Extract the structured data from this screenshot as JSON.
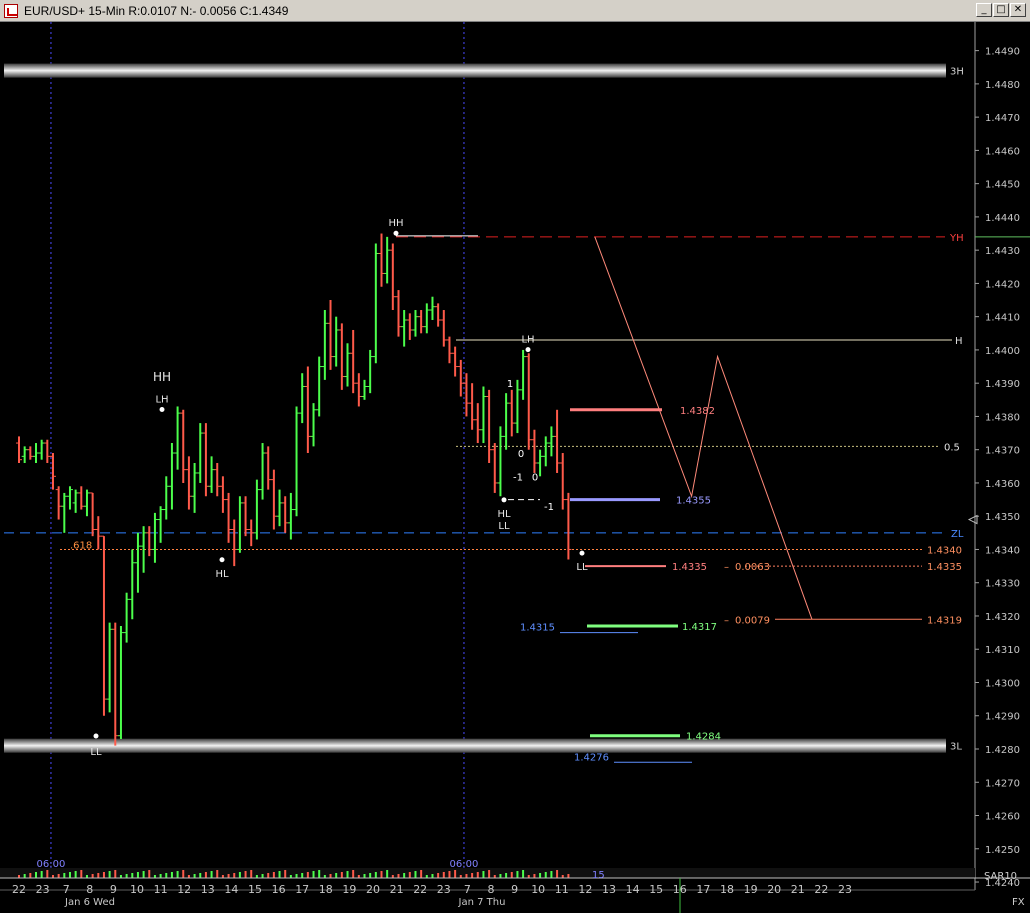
{
  "window": {
    "title": "EUR/USD+ 15-Min R:0.0107 N:- 0.0056 C:1.4349",
    "min_label": "_",
    "max_label": "□",
    "close_label": "✕"
  },
  "chart_data": {
    "type": "ohlc",
    "title": "EUR/USD+ 15-Min R:0.0107 N:- 0.0056 C:1.4349",
    "ylim": [
      1.4237,
      1.4495
    ],
    "y_ticks": [
      "1.4490",
      "1.4480",
      "1.4470",
      "1.4460",
      "1.4450",
      "1.4440",
      "1.4430",
      "1.4420",
      "1.4410",
      "1.4400",
      "1.4390",
      "1.4380",
      "1.4370",
      "1.4360",
      "1.4350",
      "1.4340",
      "1.4330",
      "1.4320",
      "1.4310",
      "1.4300",
      "1.4290",
      "1.4280",
      "1.4270",
      "1.4260",
      "1.4250",
      "1.4240"
    ],
    "x_ticks": [
      "22",
      "23",
      "7",
      "8",
      "9",
      "10",
      "11",
      "12",
      "13",
      "14",
      "15",
      "16",
      "17",
      "18",
      "19",
      "20",
      "21",
      "22",
      "23",
      "7",
      "8",
      "9",
      "10",
      "11",
      "12",
      "13",
      "14",
      "15",
      "16",
      "17",
      "18",
      "19",
      "20",
      "21",
      "22",
      "23"
    ],
    "x_tick_index": [
      0,
      1,
      2,
      3,
      4,
      5,
      6,
      7,
      8,
      9,
      10,
      11,
      12,
      13,
      14,
      15,
      16,
      17,
      18,
      19,
      20,
      21,
      22,
      23,
      24,
      25,
      26,
      27,
      28,
      29,
      30,
      31,
      32,
      33,
      34,
      35
    ],
    "date_labels": [
      "Jan 6 Wed",
      "Jan 7 Thu"
    ],
    "session_labels": [
      "06:00",
      "06:00"
    ],
    "session_index": [
      1.1,
      18.6
    ],
    "indicator_label": "SAR10",
    "indicator_value": "15",
    "fx_label": "FX",
    "bars": [
      {
        "i": 0.0,
        "o": 1.4372,
        "h": 1.4374,
        "l": 1.4366,
        "c": 1.4367
      },
      {
        "i": 0.24,
        "o": 1.4368,
        "h": 1.4371,
        "l": 1.4366,
        "c": 1.437
      },
      {
        "i": 0.48,
        "o": 1.437,
        "h": 1.4371,
        "l": 1.4367,
        "c": 1.4368
      },
      {
        "i": 0.72,
        "o": 1.4368,
        "h": 1.4372,
        "l": 1.4366,
        "c": 1.4369
      },
      {
        "i": 0.96,
        "o": 1.4369,
        "h": 1.4373,
        "l": 1.4367,
        "c": 1.4372
      },
      {
        "i": 1.2,
        "o": 1.4372,
        "h": 1.4373,
        "l": 1.4366,
        "c": 1.4368
      },
      {
        "i": 1.44,
        "o": 1.4368,
        "h": 1.4369,
        "l": 1.4358,
        "c": 1.4362
      },
      {
        "i": 1.68,
        "o": 1.4358,
        "h": 1.4359,
        "l": 1.4349,
        "c": 1.4353
      },
      {
        "i": 1.92,
        "o": 1.4353,
        "h": 1.4357,
        "l": 1.4345,
        "c": 1.4356
      },
      {
        "i": 2.16,
        "o": 1.4356,
        "h": 1.4359,
        "l": 1.4352,
        "c": 1.4358
      },
      {
        "i": 2.4,
        "o": 1.4354,
        "h": 1.4358,
        "l": 1.4351,
        "c": 1.4357
      },
      {
        "i": 2.64,
        "o": 1.4357,
        "h": 1.4359,
        "l": 1.4352,
        "c": 1.4353
      },
      {
        "i": 2.88,
        "o": 1.4353,
        "h": 1.4358,
        "l": 1.435,
        "c": 1.4357
      },
      {
        "i": 3.12,
        "o": 1.4357,
        "h": 1.4357,
        "l": 1.4344,
        "c": 1.4346
      },
      {
        "i": 3.36,
        "o": 1.4346,
        "h": 1.435,
        "l": 1.434,
        "c": 1.4344
      },
      {
        "i": 3.6,
        "o": 1.4344,
        "h": 1.4344,
        "l": 1.429,
        "c": 1.4295
      },
      {
        "i": 3.84,
        "o": 1.4295,
        "h": 1.4318,
        "l": 1.4291,
        "c": 1.4316
      },
      {
        "i": 4.08,
        "o": 1.4316,
        "h": 1.4318,
        "l": 1.4281,
        "c": 1.4284
      },
      {
        "i": 4.32,
        "o": 1.4284,
        "h": 1.4317,
        "l": 1.4283,
        "c": 1.4315
      },
      {
        "i": 4.56,
        "o": 1.4315,
        "h": 1.4327,
        "l": 1.4312,
        "c": 1.4325
      },
      {
        "i": 4.8,
        "o": 1.4325,
        "h": 1.434,
        "l": 1.4319,
        "c": 1.4336
      },
      {
        "i": 5.04,
        "o": 1.4336,
        "h": 1.4345,
        "l": 1.4327,
        "c": 1.4341
      },
      {
        "i": 5.28,
        "o": 1.4341,
        "h": 1.4347,
        "l": 1.4333,
        "c": 1.4345
      },
      {
        "i": 5.52,
        "o": 1.4345,
        "h": 1.4347,
        "l": 1.4338,
        "c": 1.434
      },
      {
        "i": 5.76,
        "o": 1.434,
        "h": 1.4351,
        "l": 1.4336,
        "c": 1.4349
      },
      {
        "i": 6.0,
        "o": 1.4349,
        "h": 1.4353,
        "l": 1.4342,
        "c": 1.4352
      },
      {
        "i": 6.24,
        "o": 1.4352,
        "h": 1.4362,
        "l": 1.4349,
        "c": 1.4359
      },
      {
        "i": 6.48,
        "o": 1.4359,
        "h": 1.4372,
        "l": 1.4352,
        "c": 1.4369
      },
      {
        "i": 6.72,
        "o": 1.4369,
        "h": 1.4383,
        "l": 1.4364,
        "c": 1.4381
      },
      {
        "i": 6.96,
        "o": 1.4381,
        "h": 1.4382,
        "l": 1.436,
        "c": 1.4364
      },
      {
        "i": 7.2,
        "o": 1.4364,
        "h": 1.4368,
        "l": 1.4352,
        "c": 1.4356
      },
      {
        "i": 7.44,
        "o": 1.4356,
        "h": 1.4366,
        "l": 1.4351,
        "c": 1.4363
      },
      {
        "i": 7.68,
        "o": 1.4363,
        "h": 1.4378,
        "l": 1.436,
        "c": 1.4375
      },
      {
        "i": 7.92,
        "o": 1.4375,
        "h": 1.4378,
        "l": 1.4356,
        "c": 1.4359
      },
      {
        "i": 8.16,
        "o": 1.4359,
        "h": 1.4368,
        "l": 1.4357,
        "c": 1.4364
      },
      {
        "i": 8.4,
        "o": 1.4364,
        "h": 1.4366,
        "l": 1.4356,
        "c": 1.4359
      },
      {
        "i": 8.64,
        "o": 1.4359,
        "h": 1.4362,
        "l": 1.4351,
        "c": 1.4355
      },
      {
        "i": 8.88,
        "o": 1.4355,
        "h": 1.4357,
        "l": 1.4342,
        "c": 1.4346
      },
      {
        "i": 9.12,
        "o": 1.4346,
        "h": 1.4349,
        "l": 1.4335,
        "c": 1.434
      },
      {
        "i": 9.36,
        "o": 1.434,
        "h": 1.4356,
        "l": 1.4339,
        "c": 1.4354
      },
      {
        "i": 9.6,
        "o": 1.4354,
        "h": 1.4356,
        "l": 1.4344,
        "c": 1.4346
      },
      {
        "i": 9.84,
        "o": 1.4346,
        "h": 1.4349,
        "l": 1.4341,
        "c": 1.4345
      },
      {
        "i": 10.08,
        "o": 1.4345,
        "h": 1.4361,
        "l": 1.4343,
        "c": 1.4358
      },
      {
        "i": 10.32,
        "o": 1.4358,
        "h": 1.4372,
        "l": 1.4355,
        "c": 1.4369
      },
      {
        "i": 10.56,
        "o": 1.4369,
        "h": 1.4371,
        "l": 1.4358,
        "c": 1.4361
      },
      {
        "i": 10.8,
        "o": 1.4361,
        "h": 1.4364,
        "l": 1.4346,
        "c": 1.435
      },
      {
        "i": 11.04,
        "o": 1.435,
        "h": 1.4358,
        "l": 1.4347,
        "c": 1.4354
      },
      {
        "i": 11.28,
        "o": 1.4354,
        "h": 1.4356,
        "l": 1.4345,
        "c": 1.4348
      },
      {
        "i": 11.52,
        "o": 1.4348,
        "h": 1.4357,
        "l": 1.4343,
        "c": 1.4352
      },
      {
        "i": 11.76,
        "o": 1.4352,
        "h": 1.4383,
        "l": 1.435,
        "c": 1.4381
      },
      {
        "i": 12.0,
        "o": 1.4381,
        "h": 1.4393,
        "l": 1.4378,
        "c": 1.4389
      },
      {
        "i": 12.24,
        "o": 1.4389,
        "h": 1.4395,
        "l": 1.4369,
        "c": 1.4374
      },
      {
        "i": 12.48,
        "o": 1.4374,
        "h": 1.4384,
        "l": 1.4371,
        "c": 1.4382
      },
      {
        "i": 12.72,
        "o": 1.4382,
        "h": 1.4398,
        "l": 1.438,
        "c": 1.4395
      },
      {
        "i": 12.96,
        "o": 1.4395,
        "h": 1.4412,
        "l": 1.4391,
        "c": 1.4408
      },
      {
        "i": 13.2,
        "o": 1.4408,
        "h": 1.4415,
        "l": 1.4394,
        "c": 1.4398
      },
      {
        "i": 13.44,
        "o": 1.4398,
        "h": 1.441,
        "l": 1.4395,
        "c": 1.4406
      },
      {
        "i": 13.68,
        "o": 1.4406,
        "h": 1.4408,
        "l": 1.4388,
        "c": 1.4392
      },
      {
        "i": 13.92,
        "o": 1.4392,
        "h": 1.4402,
        "l": 1.4389,
        "c": 1.4399
      },
      {
        "i": 14.16,
        "o": 1.4399,
        "h": 1.4406,
        "l": 1.4387,
        "c": 1.439
      },
      {
        "i": 14.4,
        "o": 1.439,
        "h": 1.4393,
        "l": 1.4383,
        "c": 1.4386
      },
      {
        "i": 14.64,
        "o": 1.4386,
        "h": 1.4391,
        "l": 1.4385,
        "c": 1.4389
      },
      {
        "i": 14.88,
        "o": 1.4389,
        "h": 1.44,
        "l": 1.4387,
        "c": 1.4398
      },
      {
        "i": 15.12,
        "o": 1.4398,
        "h": 1.4432,
        "l": 1.4396,
        "c": 1.4429
      },
      {
        "i": 15.36,
        "o": 1.4429,
        "h": 1.4435,
        "l": 1.4419,
        "c": 1.4423
      },
      {
        "i": 15.6,
        "o": 1.4423,
        "h": 1.4434,
        "l": 1.442,
        "c": 1.443
      },
      {
        "i": 15.84,
        "o": 1.443,
        "h": 1.4432,
        "l": 1.4412,
        "c": 1.4416
      },
      {
        "i": 16.08,
        "o": 1.4416,
        "h": 1.4418,
        "l": 1.4404,
        "c": 1.4407
      },
      {
        "i": 16.32,
        "o": 1.4407,
        "h": 1.4412,
        "l": 1.4401,
        "c": 1.4409
      },
      {
        "i": 16.56,
        "o": 1.4409,
        "h": 1.4411,
        "l": 1.4403,
        "c": 1.4406
      },
      {
        "i": 16.8,
        "o": 1.4406,
        "h": 1.4412,
        "l": 1.4404,
        "c": 1.441
      },
      {
        "i": 17.04,
        "o": 1.441,
        "h": 1.4412,
        "l": 1.4405,
        "c": 1.4407
      },
      {
        "i": 17.28,
        "o": 1.4407,
        "h": 1.4414,
        "l": 1.4405,
        "c": 1.4412
      },
      {
        "i": 17.52,
        "o": 1.4412,
        "h": 1.4416,
        "l": 1.4409,
        "c": 1.4413
      },
      {
        "i": 17.76,
        "o": 1.4413,
        "h": 1.4414,
        "l": 1.4407,
        "c": 1.4409
      },
      {
        "i": 18.0,
        "o": 1.4409,
        "h": 1.4412,
        "l": 1.4401,
        "c": 1.4403
      },
      {
        "i": 18.24,
        "o": 1.4403,
        "h": 1.4404,
        "l": 1.4396,
        "c": 1.4399
      },
      {
        "i": 18.48,
        "o": 1.4399,
        "h": 1.4401,
        "l": 1.4392,
        "c": 1.4395
      },
      {
        "i": 18.72,
        "o": 1.4395,
        "h": 1.4397,
        "l": 1.4386,
        "c": 1.439
      },
      {
        "i": 18.96,
        "o": 1.439,
        "h": 1.4393,
        "l": 1.438,
        "c": 1.4384
      },
      {
        "i": 19.2,
        "o": 1.4384,
        "h": 1.439,
        "l": 1.4376,
        "c": 1.4379
      },
      {
        "i": 19.44,
        "o": 1.4379,
        "h": 1.4384,
        "l": 1.4372,
        "c": 1.4376
      },
      {
        "i": 19.68,
        "o": 1.4376,
        "h": 1.4389,
        "l": 1.4372,
        "c": 1.4386
      },
      {
        "i": 19.92,
        "o": 1.4386,
        "h": 1.4388,
        "l": 1.4366,
        "c": 1.437
      },
      {
        "i": 20.16,
        "o": 1.437,
        "h": 1.4372,
        "l": 1.4357,
        "c": 1.436
      },
      {
        "i": 20.4,
        "o": 1.436,
        "h": 1.4377,
        "l": 1.4356,
        "c": 1.4374
      },
      {
        "i": 20.64,
        "o": 1.4374,
        "h": 1.4387,
        "l": 1.437,
        "c": 1.4384
      },
      {
        "i": 20.88,
        "o": 1.4384,
        "h": 1.4388,
        "l": 1.4374,
        "c": 1.4378
      },
      {
        "i": 21.12,
        "o": 1.4378,
        "h": 1.4391,
        "l": 1.4375,
        "c": 1.4388
      },
      {
        "i": 21.36,
        "o": 1.4388,
        "h": 1.44,
        "l": 1.4385,
        "c": 1.4398
      },
      {
        "i": 21.6,
        "o": 1.4398,
        "h": 1.4399,
        "l": 1.437,
        "c": 1.4373
      },
      {
        "i": 21.84,
        "o": 1.4373,
        "h": 1.4376,
        "l": 1.4363,
        "c": 1.4366
      },
      {
        "i": 22.08,
        "o": 1.4366,
        "h": 1.437,
        "l": 1.4362,
        "c": 1.4368
      },
      {
        "i": 22.32,
        "o": 1.4368,
        "h": 1.4374,
        "l": 1.4365,
        "c": 1.4372
      },
      {
        "i": 22.56,
        "o": 1.4372,
        "h": 1.4377,
        "l": 1.4368,
        "c": 1.4374
      },
      {
        "i": 22.8,
        "o": 1.4374,
        "h": 1.4382,
        "l": 1.4363,
        "c": 1.4366
      },
      {
        "i": 23.04,
        "o": 1.4366,
        "h": 1.4369,
        "l": 1.4352,
        "c": 1.4355
      },
      {
        "i": 23.28,
        "o": 1.4355,
        "h": 1.4357,
        "l": 1.4337,
        "c": 1.434
      }
    ],
    "horizontal_levels": [
      {
        "label": "3H",
        "value": 1.4484,
        "style": "band"
      },
      {
        "label": "YH",
        "value": 1.4434,
        "style": "dashed-red"
      },
      {
        "label": "H",
        "value": 1.4403,
        "style": "solid-thin"
      },
      {
        "label": "0.5",
        "value": 1.4371,
        "style": "dotted"
      },
      {
        "label": "ZL",
        "value": 1.4345,
        "style": "dashed-blue"
      },
      {
        "label": "3L",
        "value": 1.4281,
        "style": "band"
      }
    ],
    "price_labels": [
      {
        "text": "1.4382",
        "value": 1.4382,
        "color": "#ff7f7f"
      },
      {
        "text": "1.4355",
        "value": 1.4355,
        "color": "#9a9aff"
      },
      {
        "text": "1.4335",
        "value": 1.4335,
        "color": "#ff7f7f"
      },
      {
        "text": "1.4317",
        "value": 1.4317,
        "color": "#80ff80"
      },
      {
        "text": "1.4315",
        "value": 1.4315,
        "color": "#5f8fff"
      },
      {
        "text": "1.4284",
        "value": 1.4284,
        "color": "#80ff80"
      },
      {
        "text": "1.4276",
        "value": 1.4276,
        "color": "#5f8fff"
      }
    ],
    "fib_label": ".618",
    "fib_value": 1.434,
    "right_values": [
      "1.4340",
      "1.4335",
      "1.4319"
    ],
    "diffs": [
      "0.0063",
      "0.0079"
    ],
    "swing_labels": [
      "HH",
      "HH",
      "LH",
      "HL",
      "LL",
      "LH",
      "HL",
      "LL",
      "LL"
    ],
    "wave_labels": [
      "1",
      "0",
      "-1",
      "0",
      "-1"
    ],
    "projection_path": [
      {
        "i": 24.4,
        "v": 1.4434
      },
      {
        "i": 28.5,
        "v": 1.4356
      },
      {
        "i": 29.6,
        "v": 1.4398
      },
      {
        "i": 33.6,
        "v": 1.4319
      }
    ],
    "volume_index_cut": 24.0,
    "colors": {
      "up": "#4cff4c",
      "down": "#ff5a4a",
      "grid_session": "#4a4aff",
      "yh_line": "#e02020",
      "zl_line": "#2f7fff",
      "projection": "#ff8a7a",
      "axis_text": "#c8c8c8",
      "background": "#000000"
    }
  }
}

※ ※ ※

Written task
Going through the entries above line by line, work out how many lines include the word "style". Only the number is required.

Solution for this problem
6